[start of DATA LISTING]

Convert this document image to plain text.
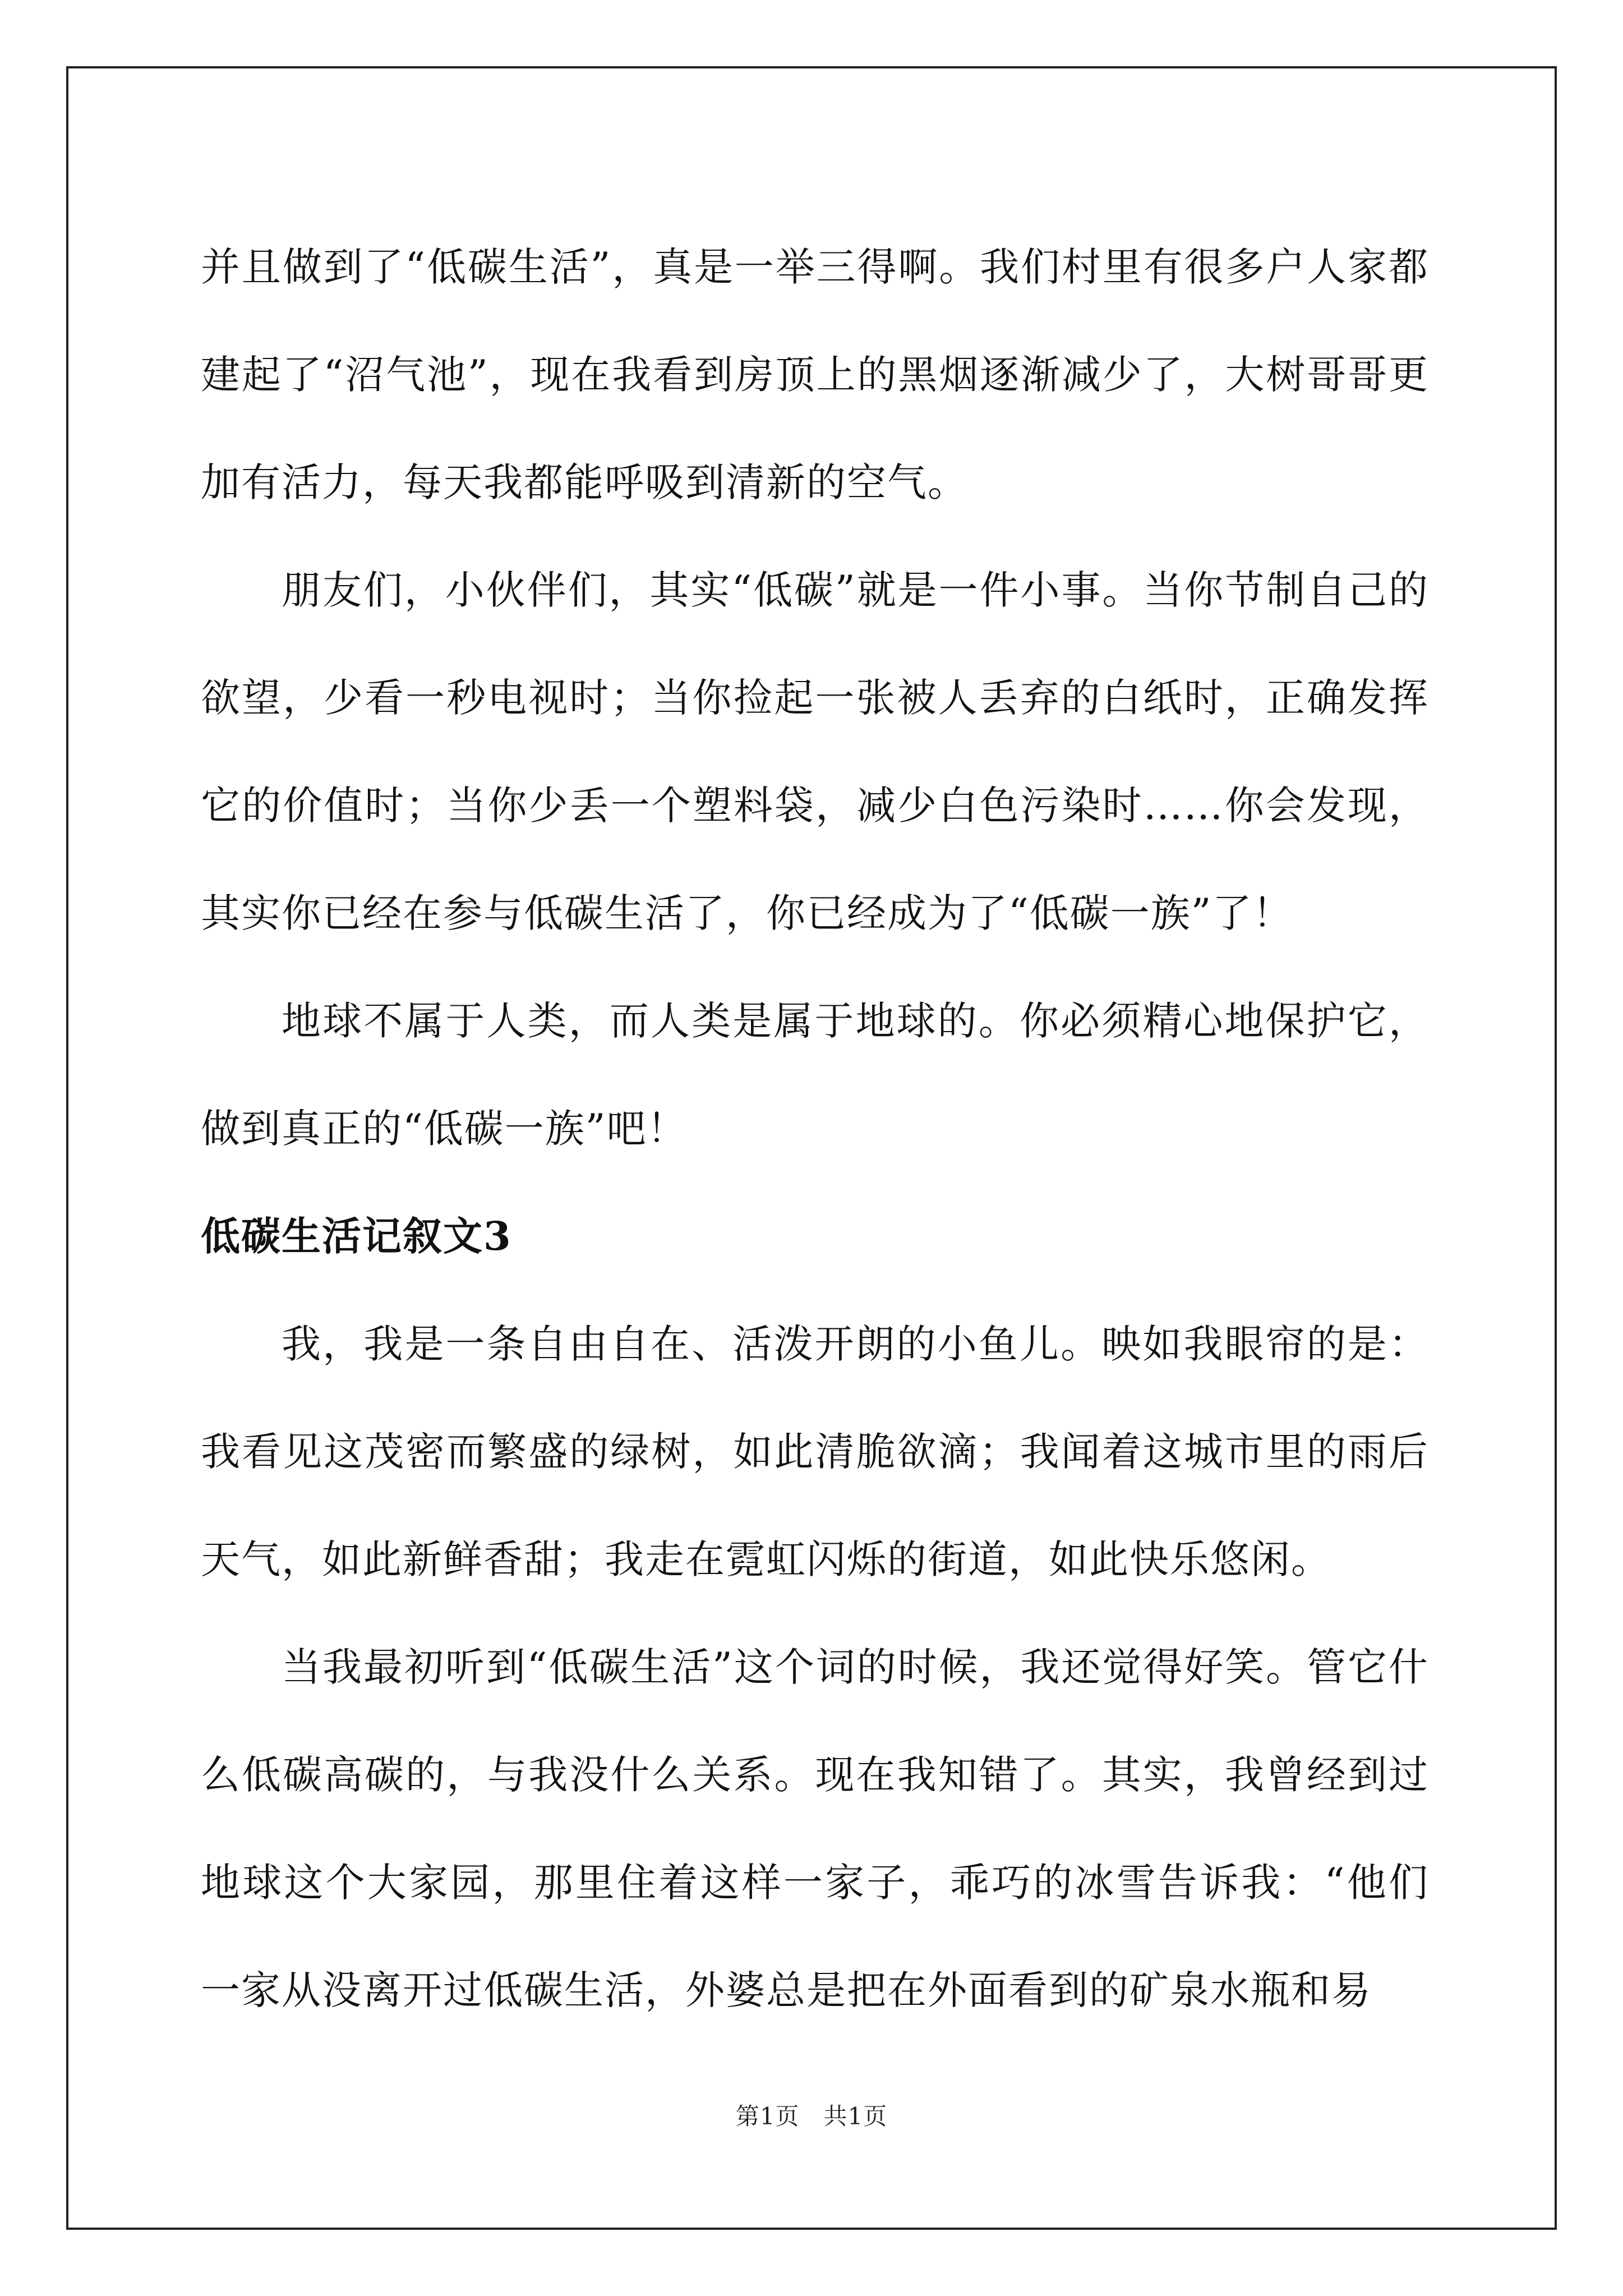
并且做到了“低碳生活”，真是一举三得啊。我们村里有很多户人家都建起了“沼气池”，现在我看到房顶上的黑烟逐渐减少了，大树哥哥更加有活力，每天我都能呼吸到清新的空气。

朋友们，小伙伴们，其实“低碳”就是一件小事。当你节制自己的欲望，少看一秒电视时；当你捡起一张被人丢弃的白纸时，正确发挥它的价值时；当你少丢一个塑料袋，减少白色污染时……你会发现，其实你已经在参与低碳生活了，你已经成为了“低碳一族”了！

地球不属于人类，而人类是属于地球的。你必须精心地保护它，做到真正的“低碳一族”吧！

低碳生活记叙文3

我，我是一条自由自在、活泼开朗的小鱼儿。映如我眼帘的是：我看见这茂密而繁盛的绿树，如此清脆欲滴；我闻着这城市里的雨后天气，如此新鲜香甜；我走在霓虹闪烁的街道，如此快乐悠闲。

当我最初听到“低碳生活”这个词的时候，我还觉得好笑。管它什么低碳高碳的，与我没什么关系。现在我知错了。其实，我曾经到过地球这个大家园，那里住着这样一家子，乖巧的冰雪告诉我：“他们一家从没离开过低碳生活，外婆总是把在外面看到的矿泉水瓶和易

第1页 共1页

[end of DATA LISTING]

WORK TO DO - Print the whole listing above once more, word for word, without its pictures.

EXERCISE RESPONSE -
Convert this document image to plain text.
并且做到了“低碳生活”，真是一举三得啊。我们村里有很多户人家都建起了“沼气池”，现在我看到房顶上的黑烟逐渐减少了，大树哥哥更加有活力，每天我都能呼吸到清新的空气。

朋友们，小伙伴们，其实“低碳”就是一件小事。当你节制自己的欲望，少看一秒电视时；当你捡起一张被人丢弃的白纸时，正确发挥它的价值时；当你少丢一个塑料袋，减少白色污染时……你会发现，其实你已经在参与低碳生活了，你已经成为了“低碳一族”了！

地球不属于人类，而人类是属于地球的。你必须精心地保护它，做到真正的“低碳一族”吧！

低碳生活记叙文3

我，我是一条自由自在、活泼开朗的小鱼儿。映如我眼帘的是：我看见这茂密而繁盛的绿树，如此清脆欲滴；我闻着这城市里的雨后天气，如此新鲜香甜；我走在霓虹闪烁的街道，如此快乐悠闲。

当我最初听到“低碳生活”这个词的时候，我还觉得好笑。管它什么低碳高碳的，与我没什么关系。现在我知错了。其实，我曾经到过地球这个大家园，那里住着这样一家子，乖巧的冰雪告诉我：“他们一家从没离开过低碳生活，外婆总是把在外面看到的矿泉水瓶和易

第1页 共1页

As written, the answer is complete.